>> START Recorded information
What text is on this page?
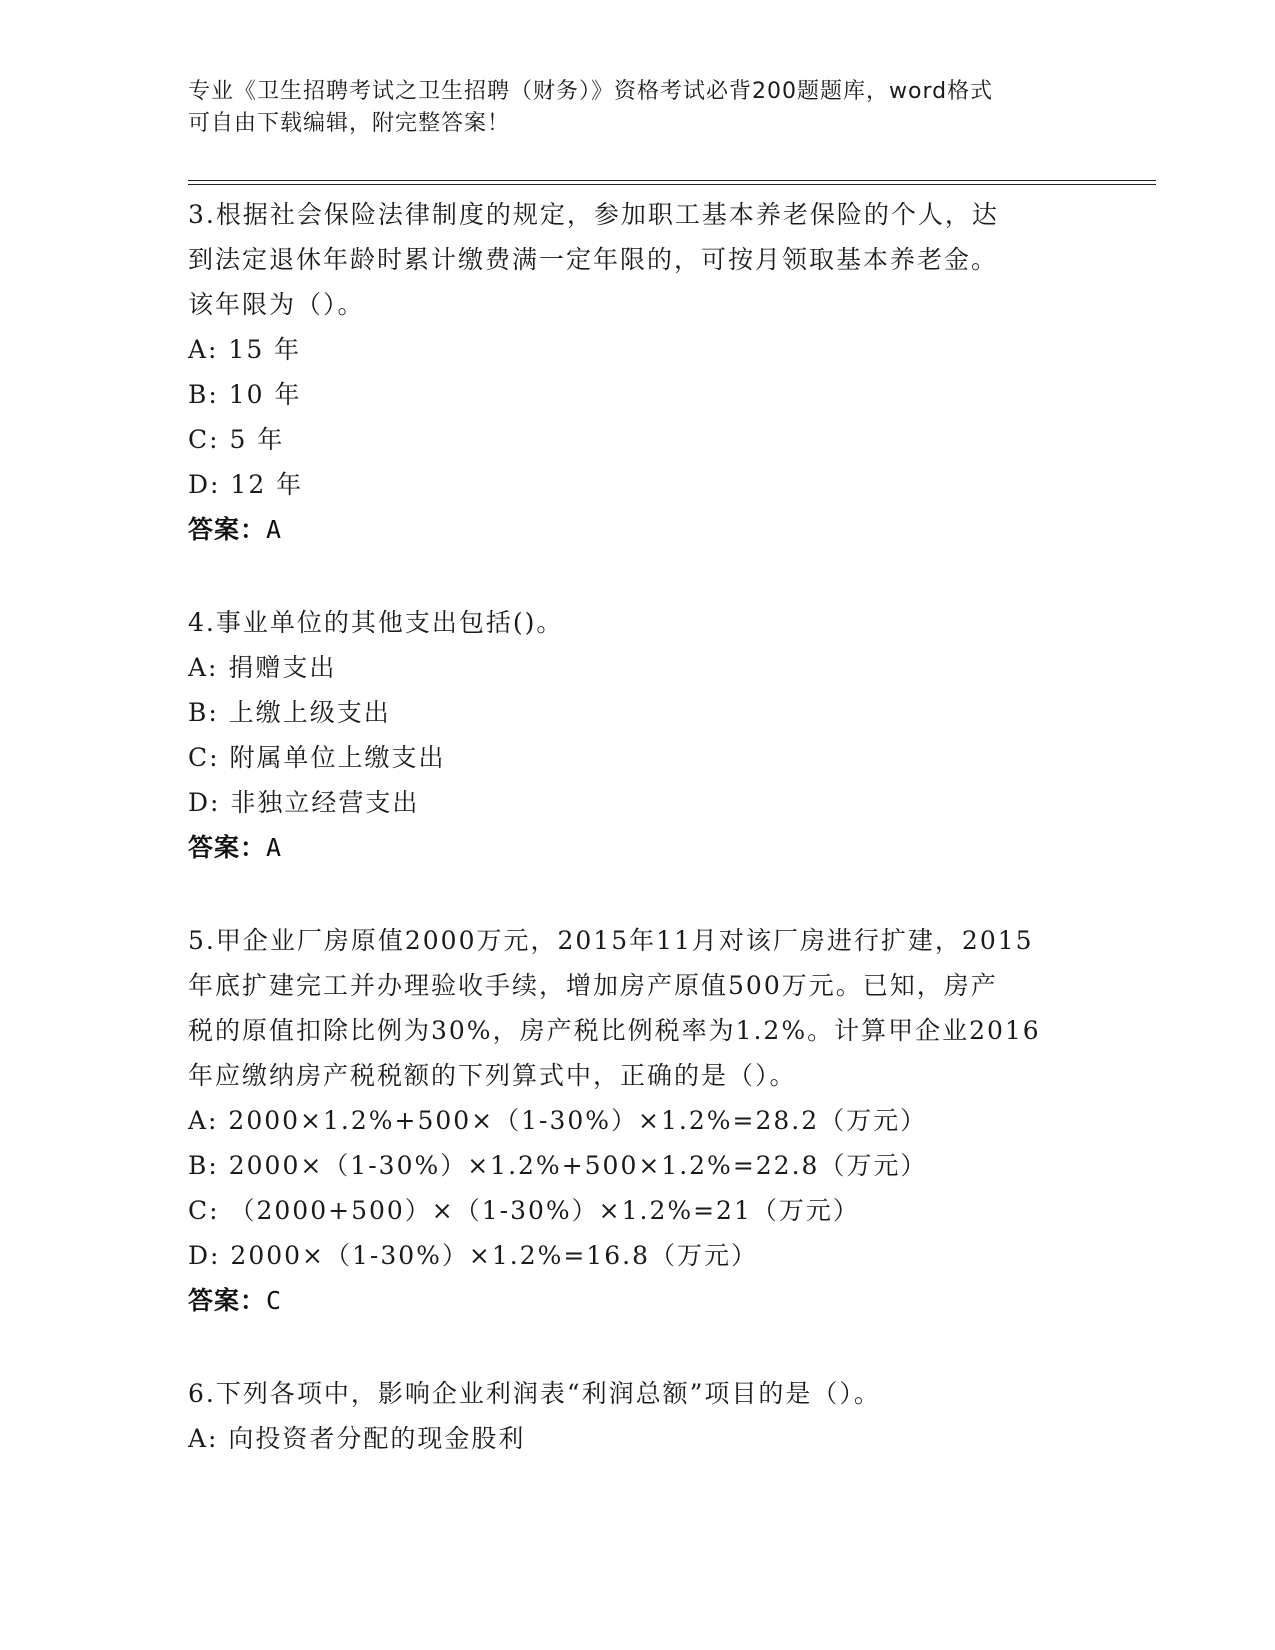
专业《卫生招聘考试之卫生招聘（财务）》资格考试必背200题题库，word格式
可自由下载编辑，附完整答案！
3.根据社会保险法律制度的规定，参加职工基本养老保险的个人，达
到法定退休年龄时累计缴费满一定年限的，可按月领取基本养老金。
该年限为（）。
A: 15 年
B: 10 年
C: 5 年
D: 12 年
答案：A
4.事业单位的其他支出包括()。
A: 捐赠支出
B: 上缴上级支出
C: 附属单位上缴支出
D: 非独立经营支出
答案：A
5.甲企业厂房原值2000万元，2015年11月对该厂房进行扩建，2015
年底扩建完工并办理验收手续，增加房产原值500万元。已知，房产
税的原值扣除比例为30%，房产税比例税率为1.2%。计算甲企业2016
年应缴纳房产税税额的下列算式中，正确的是（）。
A: 2000×1.2%+500×（1-30%）×1.2%=28.2（万元）
B: 2000×（1-30%）×1.2%+500×1.2%=22.8（万元）
C: （2000+500）×（1-30%）×1.2%=21（万元）
D: 2000×（1-30%）×1.2%=16.8（万元）
答案：C
6.下列各项中，影响企业利润表“利润总额”项目的是（）。
A: 向投资者分配的现金股利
>> END Recorded information
Goal of the exercise: Images should not appear in the copy; retype the listing above exactly.

Completed exercise:
What text is on this page?
专业《卫生招聘考试之卫生招聘（财务）》资格考试必背200题题库，word格式
可自由下载编辑，附完整答案！
3.根据社会保险法律制度的规定，参加职工基本养老保险的个人，达
到法定退休年龄时累计缴费满一定年限的，可按月领取基本养老金。
该年限为（）。
A: 15 年
B: 10 年
C: 5 年
D: 12 年
答案：A
4.事业单位的其他支出包括()。
A: 捐赠支出
B: 上缴上级支出
C: 附属单位上缴支出
D: 非独立经营支出
答案：A
5.甲企业厂房原值2000万元，2015年11月对该厂房进行扩建，2015
年底扩建完工并办理验收手续，增加房产原值500万元。已知，房产
税的原值扣除比例为30%，房产税比例税率为1.2%。计算甲企业2016
年应缴纳房产税税额的下列算式中，正确的是（）。
A: 2000×1.2%+500×（1-30%）×1.2%=28.2（万元）
B: 2000×（1-30%）×1.2%+500×1.2%=22.8（万元）
C: （2000+500）×（1-30%）×1.2%=21（万元）
D: 2000×（1-30%）×1.2%=16.8（万元）
答案：C
6.下列各项中，影响企业利润表“利润总额”项目的是（）。
A: 向投资者分配的现金股利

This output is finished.